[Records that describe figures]
━━━━━━━━━━
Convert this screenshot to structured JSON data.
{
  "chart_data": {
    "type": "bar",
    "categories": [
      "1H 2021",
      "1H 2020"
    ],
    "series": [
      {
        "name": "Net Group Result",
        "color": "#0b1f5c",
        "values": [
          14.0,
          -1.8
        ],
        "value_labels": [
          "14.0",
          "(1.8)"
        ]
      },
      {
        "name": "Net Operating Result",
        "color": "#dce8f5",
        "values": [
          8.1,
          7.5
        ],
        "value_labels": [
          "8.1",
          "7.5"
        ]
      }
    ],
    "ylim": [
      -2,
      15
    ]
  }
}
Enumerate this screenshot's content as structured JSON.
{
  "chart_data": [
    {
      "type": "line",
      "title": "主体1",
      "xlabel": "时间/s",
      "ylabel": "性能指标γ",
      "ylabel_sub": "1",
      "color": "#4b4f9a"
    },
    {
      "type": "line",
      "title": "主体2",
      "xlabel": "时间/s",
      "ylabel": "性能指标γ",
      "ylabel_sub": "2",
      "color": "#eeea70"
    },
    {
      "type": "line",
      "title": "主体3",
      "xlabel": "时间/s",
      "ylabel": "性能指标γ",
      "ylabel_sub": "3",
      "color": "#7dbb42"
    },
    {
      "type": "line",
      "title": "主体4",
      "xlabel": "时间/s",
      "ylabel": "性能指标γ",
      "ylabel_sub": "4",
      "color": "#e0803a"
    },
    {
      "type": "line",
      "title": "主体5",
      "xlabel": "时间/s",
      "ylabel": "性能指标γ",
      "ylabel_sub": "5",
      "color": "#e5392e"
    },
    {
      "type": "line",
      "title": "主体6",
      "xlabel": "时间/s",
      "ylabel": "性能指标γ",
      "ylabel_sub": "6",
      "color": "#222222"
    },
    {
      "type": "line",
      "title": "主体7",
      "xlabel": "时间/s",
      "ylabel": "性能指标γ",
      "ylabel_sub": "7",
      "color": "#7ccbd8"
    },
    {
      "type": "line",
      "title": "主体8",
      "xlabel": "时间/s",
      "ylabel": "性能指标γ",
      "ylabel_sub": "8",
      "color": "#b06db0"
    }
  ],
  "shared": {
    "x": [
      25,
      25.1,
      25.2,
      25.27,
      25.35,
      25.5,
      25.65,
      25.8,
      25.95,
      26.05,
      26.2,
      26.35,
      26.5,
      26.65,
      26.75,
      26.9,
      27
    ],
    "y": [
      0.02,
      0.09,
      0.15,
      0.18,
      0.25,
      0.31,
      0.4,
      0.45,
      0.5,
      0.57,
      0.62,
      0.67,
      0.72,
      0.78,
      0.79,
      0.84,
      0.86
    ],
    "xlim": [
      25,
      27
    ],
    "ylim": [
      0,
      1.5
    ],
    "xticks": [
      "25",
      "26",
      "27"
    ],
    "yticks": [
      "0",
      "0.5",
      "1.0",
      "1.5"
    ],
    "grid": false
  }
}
━━━━━━━━━━
- Exercise brief: Restate each record word for word.

- Exercise response:
Convert this screenshot to structured JSON data.
{
  "chart_data": {
    "type": "bar",
    "categories": [
      "1H 2021",
      "1H 2020"
    ],
    "series": [
      {
        "name": "Net Group Result",
        "color": "#0b1f5c",
        "values": [
          14.0,
          -1.8
        ],
        "value_labels": [
          "14.0",
          "(1.8)"
        ]
      },
      {
        "name": "Net Operating Result",
        "color": "#dce8f5",
        "values": [
          8.1,
          7.5
        ],
        "value_labels": [
          "8.1",
          "7.5"
        ]
      }
    ],
    "ylim": [
      -2,
      15
    ]
  }
}
Enumerate this screenshot's content as structured JSON.
{
  "chart_data": [
    {
      "type": "line",
      "title": "主体1",
      "xlabel": "时间/s",
      "ylabel": "性能指标γ",
      "ylabel_sub": "1",
      "color": "#4b4f9a"
    },
    {
      "type": "line",
      "title": "主体2",
      "xlabel": "时间/s",
      "ylabel": "性能指标γ",
      "ylabel_sub": "2",
      "color": "#eeea70"
    },
    {
      "type": "line",
      "title": "主体3",
      "xlabel": "时间/s",
      "ylabel": "性能指标γ",
      "ylabel_sub": "3",
      "color": "#7dbb42"
    },
    {
      "type": "line",
      "title": "主体4",
      "xlabel": "时间/s",
      "ylabel": "性能指标γ",
      "ylabel_sub": "4",
      "color": "#e0803a"
    },
    {
      "type": "line",
      "title": "主体5",
      "xlabel": "时间/s",
      "ylabel": "性能指标γ",
      "ylabel_sub": "5",
      "color": "#e5392e"
    },
    {
      "type": "line",
      "title": "主体6",
      "xlabel": "时间/s",
      "ylabel": "性能指标γ",
      "ylabel_sub": "6",
      "color": "#222222"
    },
    {
      "type": "line",
      "title": "主体7",
      "xlabel": "时间/s",
      "ylabel": "性能指标γ",
      "ylabel_sub": "7",
      "color": "#7ccbd8"
    },
    {
      "type": "line",
      "title": "主体8",
      "xlabel": "时间/s",
      "ylabel": "性能指标γ",
      "ylabel_sub": "8",
      "color": "#b06db0"
    }
  ],
  "shared": {
    "x": [
      25,
      25.1,
      25.2,
      25.27,
      25.35,
      25.5,
      25.65,
      25.8,
      25.95,
      26.05,
      26.2,
      26.35,
      26.5,
      26.65,
      26.75,
      26.9,
      27
    ],
    "y": [
      0.02,
      0.09,
      0.15,
      0.18,
      0.25,
      0.31,
      0.4,
      0.45,
      0.5,
      0.57,
      0.62,
      0.67,
      0.72,
      0.78,
      0.79,
      0.84,
      0.86
    ],
    "xlim": [
      25,
      27
    ],
    "ylim": [
      0,
      1.5
    ],
    "xticks": [
      "25",
      "26",
      "27"
    ],
    "yticks": [
      "0",
      "0.5",
      "1.0",
      "1.5"
    ],
    "grid": false
  }
}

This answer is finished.